Stored data
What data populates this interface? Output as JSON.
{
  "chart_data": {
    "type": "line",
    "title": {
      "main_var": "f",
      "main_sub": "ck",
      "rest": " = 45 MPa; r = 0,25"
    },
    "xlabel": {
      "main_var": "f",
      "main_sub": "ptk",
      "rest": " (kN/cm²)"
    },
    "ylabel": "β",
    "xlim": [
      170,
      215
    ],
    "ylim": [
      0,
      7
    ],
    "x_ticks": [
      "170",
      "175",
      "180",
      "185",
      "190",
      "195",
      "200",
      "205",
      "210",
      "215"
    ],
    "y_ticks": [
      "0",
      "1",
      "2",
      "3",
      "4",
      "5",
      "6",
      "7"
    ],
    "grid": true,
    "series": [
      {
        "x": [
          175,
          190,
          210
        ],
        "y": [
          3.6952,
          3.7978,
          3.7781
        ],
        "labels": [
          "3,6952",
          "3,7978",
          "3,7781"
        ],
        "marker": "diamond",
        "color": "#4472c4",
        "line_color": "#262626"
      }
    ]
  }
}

Exercise brief. Copy every line of the records word for word.

Solution.
What data populates this interface? Output as JSON.
{
  "chart_data": {
    "type": "line",
    "title": {
      "main_var": "f",
      "main_sub": "ck",
      "rest": " = 45 MPa; r = 0,25"
    },
    "xlabel": {
      "main_var": "f",
      "main_sub": "ptk",
      "rest": " (kN/cm²)"
    },
    "ylabel": "β",
    "xlim": [
      170,
      215
    ],
    "ylim": [
      0,
      7
    ],
    "x_ticks": [
      "170",
      "175",
      "180",
      "185",
      "190",
      "195",
      "200",
      "205",
      "210",
      "215"
    ],
    "y_ticks": [
      "0",
      "1",
      "2",
      "3",
      "4",
      "5",
      "6",
      "7"
    ],
    "grid": true,
    "series": [
      {
        "x": [
          175,
          190,
          210
        ],
        "y": [
          3.6952,
          3.7978,
          3.7781
        ],
        "labels": [
          "3,6952",
          "3,7978",
          "3,7781"
        ],
        "marker": "diamond",
        "color": "#4472c4",
        "line_color": "#262626"
      }
    ]
  }
}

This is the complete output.